### THE TASK
Leave out the pictures and copy everything else below exactly.

### SUPPLIED INFORMATION
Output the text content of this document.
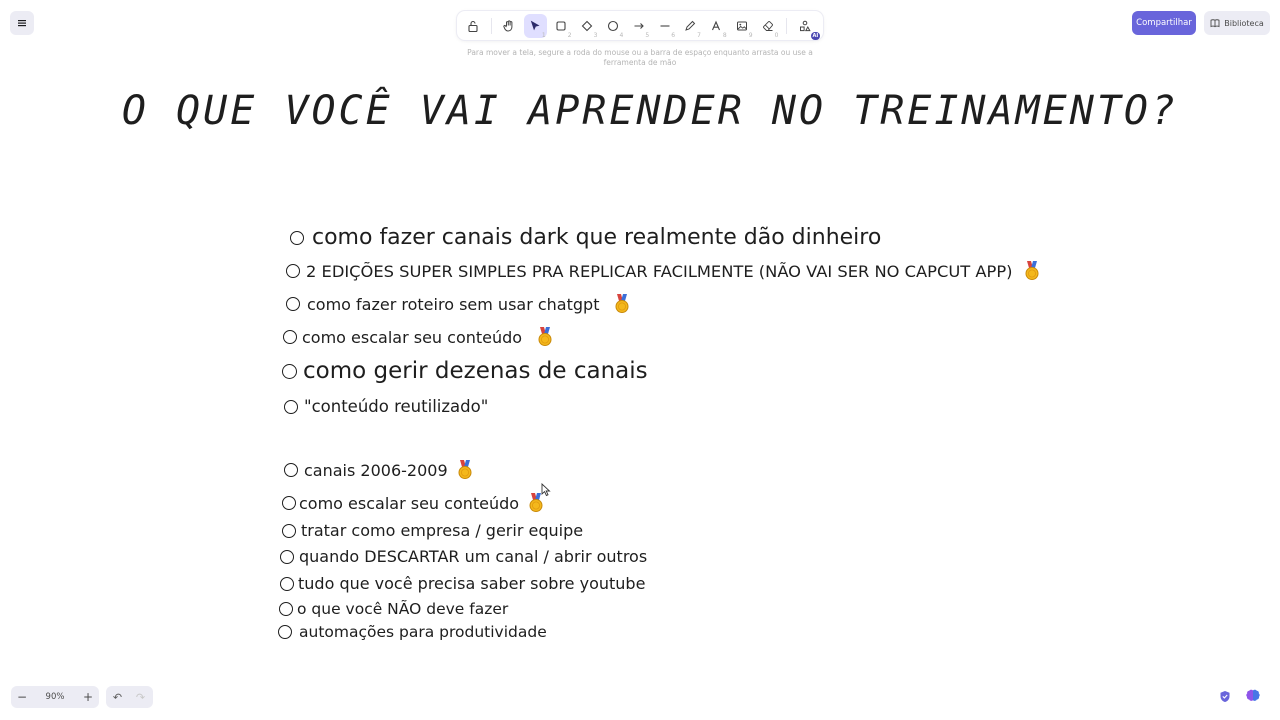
1	2	3	4	5	6	7	8	9	0	AI
Para mover a tela, segure a roda do mouse ou a barra de espaço enquanto arrasta ou use a ferramenta de mão
Compartilhar	Biblioteca
O QUE VOCÊ VAI APRENDER NO TREINAMENTO?
como fazer canais dark que realmente dão dinheiro
2 EDIÇÕES SUPER SIMPLES PRA REPLICAR FACILMENTE (NÃO VAI SER NO CAPCUT APP)
como fazer roteiro sem usar chatgpt
como escalar seu conteúdo
como gerir dezenas de canais
"conteúdo reutilizado"
canais 2006-2009
como escalar seu conteúdo
tratar como empresa / gerir equipe
quando DESCARTAR um canal / abrir outros
tudo que você precisa saber sobre youtube
o que você NÃO deve fazer
automações para produtividade
−	90%	+	↶	↷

### RESULT OF THIS EXERCISE
Output the text content of this document.
1	2	3	4	5	6	7	8	9	0	AI
Para mover a tela, segure a roda do mouse ou a barra de espaço enquanto arrasta ou use a ferramenta de mão
Compartilhar	Biblioteca
O QUE VOCÊ VAI APRENDER NO TREINAMENTO?
como fazer canais dark que realmente dão dinheiro
2 EDIÇÕES SUPER SIMPLES PRA REPLICAR FACILMENTE (NÃO VAI SER NO CAPCUT APP)
como fazer roteiro sem usar chatgpt
como escalar seu conteúdo
como gerir dezenas de canais
"conteúdo reutilizado"
canais 2006-2009
como escalar seu conteúdo
tratar como empresa / gerir equipe
quando DESCARTAR um canal / abrir outros
tudo que você precisa saber sobre youtube
o que você NÃO deve fazer
automações para produtividade
−	90%	+	↶	↷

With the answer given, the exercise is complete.